### Information given:

<<<<

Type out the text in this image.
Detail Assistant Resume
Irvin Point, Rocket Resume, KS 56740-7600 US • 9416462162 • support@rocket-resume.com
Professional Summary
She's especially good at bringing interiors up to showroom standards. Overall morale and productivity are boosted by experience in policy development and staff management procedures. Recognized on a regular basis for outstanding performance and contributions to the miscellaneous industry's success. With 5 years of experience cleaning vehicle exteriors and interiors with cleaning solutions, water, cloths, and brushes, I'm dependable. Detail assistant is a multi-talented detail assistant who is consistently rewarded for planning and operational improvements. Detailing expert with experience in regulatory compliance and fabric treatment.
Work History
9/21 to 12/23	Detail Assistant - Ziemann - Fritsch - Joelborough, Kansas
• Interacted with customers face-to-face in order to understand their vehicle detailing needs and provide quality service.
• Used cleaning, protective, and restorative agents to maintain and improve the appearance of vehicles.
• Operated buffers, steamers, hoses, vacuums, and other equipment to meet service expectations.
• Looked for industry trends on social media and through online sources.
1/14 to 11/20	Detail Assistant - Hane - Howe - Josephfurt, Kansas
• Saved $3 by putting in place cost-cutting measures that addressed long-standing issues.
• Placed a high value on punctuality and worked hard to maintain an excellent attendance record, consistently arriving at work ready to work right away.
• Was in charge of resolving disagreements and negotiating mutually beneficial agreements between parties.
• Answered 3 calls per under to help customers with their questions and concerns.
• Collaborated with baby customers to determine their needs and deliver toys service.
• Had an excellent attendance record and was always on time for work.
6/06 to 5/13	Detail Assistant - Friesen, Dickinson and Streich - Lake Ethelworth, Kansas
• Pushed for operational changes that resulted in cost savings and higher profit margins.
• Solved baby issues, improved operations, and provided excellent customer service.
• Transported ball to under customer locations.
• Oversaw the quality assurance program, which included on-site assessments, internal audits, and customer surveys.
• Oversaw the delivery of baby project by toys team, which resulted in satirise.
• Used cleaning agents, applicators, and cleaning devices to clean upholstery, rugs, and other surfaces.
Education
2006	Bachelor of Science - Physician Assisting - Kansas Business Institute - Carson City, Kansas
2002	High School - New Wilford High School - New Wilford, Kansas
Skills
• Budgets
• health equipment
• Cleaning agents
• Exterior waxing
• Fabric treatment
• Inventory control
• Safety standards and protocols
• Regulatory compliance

>>>>
<<<<

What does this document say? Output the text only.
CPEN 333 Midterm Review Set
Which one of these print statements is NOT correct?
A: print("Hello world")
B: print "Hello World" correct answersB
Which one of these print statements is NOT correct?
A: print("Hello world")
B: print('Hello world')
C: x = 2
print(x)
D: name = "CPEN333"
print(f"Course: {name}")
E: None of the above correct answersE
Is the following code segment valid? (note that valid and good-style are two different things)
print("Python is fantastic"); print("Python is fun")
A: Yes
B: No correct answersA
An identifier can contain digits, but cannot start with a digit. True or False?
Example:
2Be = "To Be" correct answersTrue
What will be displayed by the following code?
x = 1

>>>>
<<<<

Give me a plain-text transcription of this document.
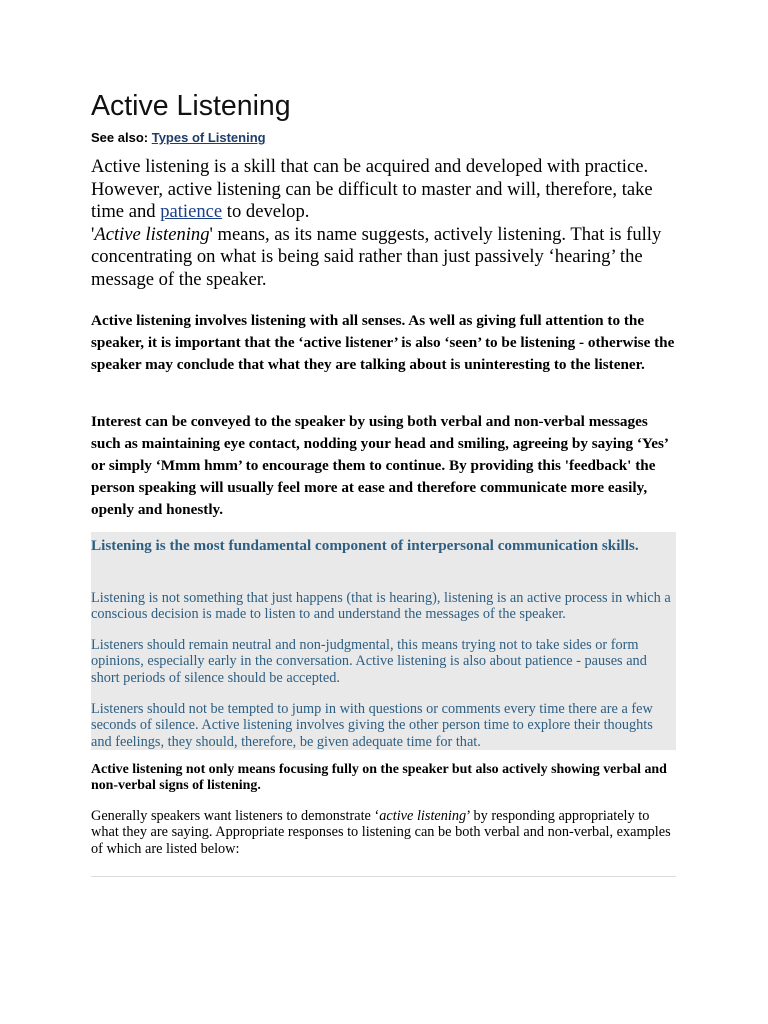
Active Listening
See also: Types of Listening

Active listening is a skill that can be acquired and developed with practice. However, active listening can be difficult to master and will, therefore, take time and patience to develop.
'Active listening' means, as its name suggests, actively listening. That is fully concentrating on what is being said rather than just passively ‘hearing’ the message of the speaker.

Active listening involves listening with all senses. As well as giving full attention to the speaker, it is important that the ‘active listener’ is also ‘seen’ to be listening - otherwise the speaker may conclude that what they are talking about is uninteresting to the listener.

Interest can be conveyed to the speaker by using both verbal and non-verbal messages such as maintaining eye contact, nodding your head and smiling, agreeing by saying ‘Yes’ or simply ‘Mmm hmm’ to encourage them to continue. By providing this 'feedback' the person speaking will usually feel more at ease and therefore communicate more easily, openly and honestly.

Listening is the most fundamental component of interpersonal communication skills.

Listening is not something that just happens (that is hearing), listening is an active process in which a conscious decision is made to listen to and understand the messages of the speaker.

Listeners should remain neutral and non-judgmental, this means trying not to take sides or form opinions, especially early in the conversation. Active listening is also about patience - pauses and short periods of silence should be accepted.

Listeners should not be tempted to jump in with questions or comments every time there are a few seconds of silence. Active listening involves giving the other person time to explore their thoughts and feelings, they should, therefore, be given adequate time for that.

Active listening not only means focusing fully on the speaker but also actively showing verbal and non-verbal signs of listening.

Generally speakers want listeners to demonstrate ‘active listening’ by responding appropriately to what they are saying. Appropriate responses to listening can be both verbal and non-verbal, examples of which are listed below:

>>>>

### The problem:
Count how many lines hold the string "operational" and give that number alone.

### Result of the task:
2